▶ _SOURCE MATERIAL_:
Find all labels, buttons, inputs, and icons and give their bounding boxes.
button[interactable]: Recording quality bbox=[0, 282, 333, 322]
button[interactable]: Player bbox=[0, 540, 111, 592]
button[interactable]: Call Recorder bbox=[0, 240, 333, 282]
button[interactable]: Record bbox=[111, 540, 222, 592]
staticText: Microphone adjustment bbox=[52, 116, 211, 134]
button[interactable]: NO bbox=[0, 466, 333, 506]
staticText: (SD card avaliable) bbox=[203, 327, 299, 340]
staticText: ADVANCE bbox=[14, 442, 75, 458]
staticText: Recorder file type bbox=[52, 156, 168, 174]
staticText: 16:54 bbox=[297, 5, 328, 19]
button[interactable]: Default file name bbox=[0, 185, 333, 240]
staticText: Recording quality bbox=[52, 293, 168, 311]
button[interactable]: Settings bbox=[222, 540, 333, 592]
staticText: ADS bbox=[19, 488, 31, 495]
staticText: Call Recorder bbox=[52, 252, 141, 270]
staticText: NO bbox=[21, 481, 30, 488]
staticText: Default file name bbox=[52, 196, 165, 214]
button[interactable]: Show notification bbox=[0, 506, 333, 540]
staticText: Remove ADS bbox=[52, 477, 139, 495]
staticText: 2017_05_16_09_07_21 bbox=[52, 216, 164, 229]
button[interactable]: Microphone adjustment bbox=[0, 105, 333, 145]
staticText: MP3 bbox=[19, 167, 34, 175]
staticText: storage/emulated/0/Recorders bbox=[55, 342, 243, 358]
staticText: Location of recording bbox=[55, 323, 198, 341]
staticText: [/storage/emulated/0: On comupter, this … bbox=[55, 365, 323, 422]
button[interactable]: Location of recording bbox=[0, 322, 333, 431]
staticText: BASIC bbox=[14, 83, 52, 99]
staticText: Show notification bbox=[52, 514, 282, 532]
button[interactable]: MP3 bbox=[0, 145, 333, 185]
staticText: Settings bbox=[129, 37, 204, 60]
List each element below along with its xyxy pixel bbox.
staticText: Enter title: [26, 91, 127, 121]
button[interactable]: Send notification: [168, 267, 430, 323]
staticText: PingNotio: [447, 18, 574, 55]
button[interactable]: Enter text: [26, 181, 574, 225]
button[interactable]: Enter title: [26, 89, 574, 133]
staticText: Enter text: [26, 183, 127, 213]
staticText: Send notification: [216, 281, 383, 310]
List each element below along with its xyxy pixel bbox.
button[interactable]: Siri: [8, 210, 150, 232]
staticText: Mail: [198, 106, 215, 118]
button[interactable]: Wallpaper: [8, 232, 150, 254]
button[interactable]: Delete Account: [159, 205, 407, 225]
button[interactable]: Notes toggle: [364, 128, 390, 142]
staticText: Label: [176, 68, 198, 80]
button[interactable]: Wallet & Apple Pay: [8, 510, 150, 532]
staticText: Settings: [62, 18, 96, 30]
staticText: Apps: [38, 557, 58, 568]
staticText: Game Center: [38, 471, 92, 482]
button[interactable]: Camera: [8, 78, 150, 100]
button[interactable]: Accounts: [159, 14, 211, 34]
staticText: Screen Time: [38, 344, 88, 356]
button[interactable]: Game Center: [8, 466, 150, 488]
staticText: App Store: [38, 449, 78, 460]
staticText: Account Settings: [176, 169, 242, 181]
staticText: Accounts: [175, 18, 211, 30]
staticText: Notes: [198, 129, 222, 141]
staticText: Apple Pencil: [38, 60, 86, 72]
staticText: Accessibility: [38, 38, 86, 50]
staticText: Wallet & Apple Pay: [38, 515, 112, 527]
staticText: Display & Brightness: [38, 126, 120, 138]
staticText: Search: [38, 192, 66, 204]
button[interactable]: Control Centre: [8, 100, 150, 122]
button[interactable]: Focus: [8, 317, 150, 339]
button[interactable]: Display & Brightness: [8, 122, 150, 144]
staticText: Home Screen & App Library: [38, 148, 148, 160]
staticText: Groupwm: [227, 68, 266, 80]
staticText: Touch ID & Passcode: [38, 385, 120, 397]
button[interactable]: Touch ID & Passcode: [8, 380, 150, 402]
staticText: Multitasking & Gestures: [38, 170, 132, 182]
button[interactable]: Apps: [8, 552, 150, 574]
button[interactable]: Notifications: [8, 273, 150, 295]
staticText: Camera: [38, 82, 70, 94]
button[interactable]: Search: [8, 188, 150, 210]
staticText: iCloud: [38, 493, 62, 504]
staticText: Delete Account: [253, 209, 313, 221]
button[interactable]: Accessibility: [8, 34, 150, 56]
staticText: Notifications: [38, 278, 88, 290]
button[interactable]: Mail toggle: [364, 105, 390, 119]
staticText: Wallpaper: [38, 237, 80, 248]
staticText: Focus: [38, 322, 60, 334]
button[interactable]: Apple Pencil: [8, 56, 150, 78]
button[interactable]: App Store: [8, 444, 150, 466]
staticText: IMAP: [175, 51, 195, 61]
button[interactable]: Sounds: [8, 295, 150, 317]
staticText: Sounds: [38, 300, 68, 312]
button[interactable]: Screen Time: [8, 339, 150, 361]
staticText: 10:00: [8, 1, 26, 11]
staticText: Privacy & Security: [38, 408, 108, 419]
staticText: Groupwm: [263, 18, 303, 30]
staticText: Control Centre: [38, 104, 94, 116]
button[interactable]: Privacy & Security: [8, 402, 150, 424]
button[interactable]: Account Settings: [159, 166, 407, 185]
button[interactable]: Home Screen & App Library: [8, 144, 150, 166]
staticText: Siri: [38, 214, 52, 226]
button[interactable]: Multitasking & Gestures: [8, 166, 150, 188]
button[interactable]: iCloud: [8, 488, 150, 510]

▶ _REQUIREMENTS_: Copy out every row above, character for character, with nothing added, dropped, or reordered.

▶ _REPLY_:
Find all labels, buttons, inputs, and icons and give their bounding boxes.
button[interactable]: Recording quality bbox=[0, 282, 333, 322]
button[interactable]: Player bbox=[0, 540, 111, 592]
button[interactable]: Call Recorder bbox=[0, 240, 333, 282]
button[interactable]: Record bbox=[111, 540, 222, 592]
staticText: Microphone adjustment bbox=[52, 116, 211, 134]
button[interactable]: NO bbox=[0, 466, 333, 506]
staticText: (SD card avaliable) bbox=[203, 327, 299, 340]
staticText: ADVANCE bbox=[14, 442, 75, 458]
staticText: Recorder file type bbox=[52, 156, 168, 174]
staticText: 16:54 bbox=[297, 5, 328, 19]
button[interactable]: Default file name bbox=[0, 185, 333, 240]
staticText: Recording quality bbox=[52, 293, 168, 311]
button[interactable]: Settings bbox=[222, 540, 333, 592]
staticText: ADS bbox=[19, 488, 31, 495]
staticText: Call Recorder bbox=[52, 252, 141, 270]
staticText: NO bbox=[21, 481, 30, 488]
staticText: Default file name bbox=[52, 196, 165, 214]
button[interactable]: Show notification bbox=[0, 506, 333, 540]
staticText: Remove ADS bbox=[52, 477, 139, 495]
staticText: 2017_05_16_09_07_21 bbox=[52, 216, 164, 229]
button[interactable]: Microphone adjustment bbox=[0, 105, 333, 145]
staticText: MP3 bbox=[19, 167, 34, 175]
staticText: storage/emulated/0/Recorders bbox=[55, 342, 243, 358]
staticText: Location of recording bbox=[55, 323, 198, 341]
staticText: [/storage/emulated/0: On comupter, this … bbox=[55, 365, 323, 422]
button[interactable]: Location of recording bbox=[0, 322, 333, 431]
staticText: BASIC bbox=[14, 83, 52, 99]
staticText: Show notification bbox=[52, 514, 282, 532]
button[interactable]: MP3 bbox=[0, 145, 333, 185]
staticText: Settings bbox=[129, 37, 204, 60]
List each element below along with its xyxy pixel bbox.
staticText: Enter title: [26, 91, 127, 121]
button[interactable]: Send notification: [168, 267, 430, 323]
staticText: PingNotio: [447, 18, 574, 55]
button[interactable]: Enter text: [26, 181, 574, 225]
button[interactable]: Enter title: [26, 89, 574, 133]
staticText: Enter text: [26, 183, 127, 213]
staticText: Send notification: [216, 281, 383, 310]
List each element below along with its xyxy pixel bbox.
button[interactable]: Siri: [8, 210, 150, 232]
staticText: Mail: [198, 106, 215, 118]
button[interactable]: Wallpaper: [8, 232, 150, 254]
button[interactable]: Delete Account: [159, 205, 407, 225]
button[interactable]: Notes toggle: [364, 128, 390, 142]
staticText: Label: [176, 68, 198, 80]
button[interactable]: Wallet & Apple Pay: [8, 510, 150, 532]
staticText: Settings: [62, 18, 96, 30]
staticText: Apps: [38, 557, 58, 568]
staticText: Game Center: [38, 471, 92, 482]
button[interactable]: Camera: [8, 78, 150, 100]
button[interactable]: Accounts: [159, 14, 211, 34]
staticText: Screen Time: [38, 344, 88, 356]
button[interactable]: Game Center: [8, 466, 150, 488]
staticText: App Store: [38, 449, 78, 460]
staticText: Account Settings: [176, 169, 242, 181]
staticText: Accounts: [175, 18, 211, 30]
staticText: Notes: [198, 129, 222, 141]
staticText: Apple Pencil: [38, 60, 86, 72]
staticText: Accessibility: [38, 38, 86, 50]
staticText: Wallet & Apple Pay: [38, 515, 112, 527]
staticText: Display & Brightness: [38, 126, 120, 138]
staticText: Search: [38, 192, 66, 204]
button[interactable]: Control Centre: [8, 100, 150, 122]
button[interactable]: Focus: [8, 317, 150, 339]
button[interactable]: Display & Brightness: [8, 122, 150, 144]
staticText: Home Screen & App Library: [38, 148, 148, 160]
staticText: Groupwm: [227, 68, 266, 80]
staticText: Touch ID & Passcode: [38, 385, 120, 397]
button[interactable]: Touch ID & Passcode: [8, 380, 150, 402]
staticText: Multitasking & Gestures: [38, 170, 132, 182]
button[interactable]: Apps: [8, 552, 150, 574]
button[interactable]: Notifications: [8, 273, 150, 295]
staticText: Camera: [38, 82, 70, 94]
button[interactable]: Search: [8, 188, 150, 210]
staticText: iCloud: [38, 493, 62, 504]
staticText: Delete Account: [253, 209, 313, 221]
button[interactable]: Accessibility: [8, 34, 150, 56]
staticText: Notifications: [38, 278, 88, 290]
button[interactable]: Mail toggle: [364, 105, 390, 119]
staticText: Wallpaper: [38, 237, 80, 248]
staticText: Focus: [38, 322, 60, 334]
button[interactable]: Apple Pencil: [8, 56, 150, 78]
button[interactable]: App Store: [8, 444, 150, 466]
staticText: IMAP: [175, 51, 195, 61]
button[interactable]: Sounds: [8, 295, 150, 317]
staticText: Sounds: [38, 300, 68, 312]
button[interactable]: Screen Time: [8, 339, 150, 361]
staticText: 10:00: [8, 1, 26, 11]
staticText: Privacy & Security: [38, 408, 108, 419]
staticText: Groupwm: [263, 18, 303, 30]
staticText: Control Centre: [38, 104, 94, 116]
button[interactable]: Privacy & Security: [8, 402, 150, 424]
button[interactable]: Account Settings: [159, 166, 407, 185]
button[interactable]: Home Screen & App Library: [8, 144, 150, 166]
staticText: Siri: [38, 214, 52, 226]
button[interactable]: Multitasking & Gestures: [8, 166, 150, 188]
button[interactable]: iCloud: [8, 488, 150, 510]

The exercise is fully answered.